[ESTRATTO DA LEGGERE]
Il tuo programma è perfetto per il fare il Sindaco di Roma. Lettura (olimpica) dell'universo rutelliano di Alessandro Giuli
Maledetto il giorno in cui Francesco Rutelli s'è fatto scippare l'elezione al Campidoglio da Gianni Alemanno. Maledetto due volte, oggi, a leggere il documento che il già due volte sindaco di Roma offre al mercato congressuale del Partito democratico.
Maledetto il giorno in cui Francesco Rutelli s'è fatto scippare l'elezione al Campidoglio da Gianni Alemanno. Maledetto due volte, oggi, a leggere il documento che il già due volte sindaco di Roma offre al mercato congressuale del Partito democratico. Rutelli ha il pregio di non dover dimostrare più nulla a nessuno, non ha esami di riparazione sinceramente democratici da scavalcare né ha bisogno di convincerci che non c'entra nulla con la caliginosa tradizione cattosovietica regnante nel suo (suo?) Pd. Sicché, nel bel documento per la sua corrente dal brutto nome (Liberi democratici), promuove l'economia sociale di mercato, l'Indicatore di benessere, la certezza della pena e la più severa censura contro la criminalità, l'educazione nazionale come leva per la formazione civica delle generazioni più giovani, il ripristino dell'onore della politica eccetera. Ma sopra tutto Rutelli identifica nell'inverno demografico (espressione sua e di rara perspicuità), nel multiculturalismo cieco e nella mancata trasformazione verde del tessuto urbano tre sintomi centrali della nostra malattia moderna. La battaglia per la natalità, di questi tempi, è pura avanguardia rivoluzionaria da incoraggiare più di qualsiasi scaramuccia embrionale.

[VOCI FORNITE]
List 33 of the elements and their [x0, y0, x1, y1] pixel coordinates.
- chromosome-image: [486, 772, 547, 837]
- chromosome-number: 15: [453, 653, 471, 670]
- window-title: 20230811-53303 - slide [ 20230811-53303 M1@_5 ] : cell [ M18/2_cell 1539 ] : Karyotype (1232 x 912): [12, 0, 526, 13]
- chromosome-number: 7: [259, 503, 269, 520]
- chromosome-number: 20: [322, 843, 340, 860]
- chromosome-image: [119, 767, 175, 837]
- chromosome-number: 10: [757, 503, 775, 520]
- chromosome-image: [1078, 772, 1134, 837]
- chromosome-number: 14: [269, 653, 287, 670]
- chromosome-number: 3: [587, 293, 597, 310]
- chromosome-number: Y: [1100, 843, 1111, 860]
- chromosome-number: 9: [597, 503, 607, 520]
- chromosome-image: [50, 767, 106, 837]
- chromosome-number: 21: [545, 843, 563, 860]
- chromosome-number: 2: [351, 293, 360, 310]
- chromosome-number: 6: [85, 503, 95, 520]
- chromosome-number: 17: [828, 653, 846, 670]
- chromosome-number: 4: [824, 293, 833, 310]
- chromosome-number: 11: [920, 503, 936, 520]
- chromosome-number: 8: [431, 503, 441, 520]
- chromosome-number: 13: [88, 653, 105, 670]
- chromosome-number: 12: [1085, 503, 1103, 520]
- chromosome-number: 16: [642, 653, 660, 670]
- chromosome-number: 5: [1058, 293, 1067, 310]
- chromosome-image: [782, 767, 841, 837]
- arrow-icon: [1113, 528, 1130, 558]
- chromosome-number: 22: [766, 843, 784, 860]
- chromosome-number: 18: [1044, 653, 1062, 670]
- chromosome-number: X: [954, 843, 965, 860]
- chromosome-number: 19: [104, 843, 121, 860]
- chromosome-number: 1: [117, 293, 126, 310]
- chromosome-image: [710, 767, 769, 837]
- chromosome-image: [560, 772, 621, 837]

[COSA SI CHIEDE] Prosegui l'articolo sul documento congressuale di Francesco Rutelli, ripartendo subito dopo l'ultima frase riportata.

[RISPOSTA]
Il futuro della comunità si gioca su questo crinale che ha molto a che vedere con la trappola multiculturale e con la cementificazione degli spazi vitali. Le politiche famigliari, a parole, si portano molto. Ma proiettare uno sguardo coraggioso sul bisogno di fare figli in nome di una cultura cittadina, regionale e nazionale (lui parla di “umanesimo laico”) è qualcosa che – sia pure non esplicitamente – un insospettabile come Rutelli potrà fare meglio di altri. Magari avesse potuto ricominciare proprio da Roma, lui che la Capitale non l'avrebbe mai consegnata al degrado, trasformata com'è adesso in un bivacco di lanzichenecchi; lui che non avrebbe mai avuto bisogno di distogliersi dai romani per farsi accettare da ogni clero possibile; lui che non avrebbe mai sfregiato i muri della Città affiggendo manifesti con il faccione levantino di Gheddafi; lui che, a parte qualche amico di troppo nel mondo della finanza, avrebbe avuto argomenti solidissimi per preferire il verde pubblico alla fame oscena dei palazzinari. Ecco, il programma di Rutelli per il Pd è un perfetto palinsesto da sindaco di Roma. Purtroppo inapplicato e inapplicabile. A meno che l'astuzia della storia non giochi un solenne scherzo a tutti quanti, facendo prima o poi di Rutelli il successore di Silvio Berlusconi alla guida di un centrodestra romanocentrico, cioè universale.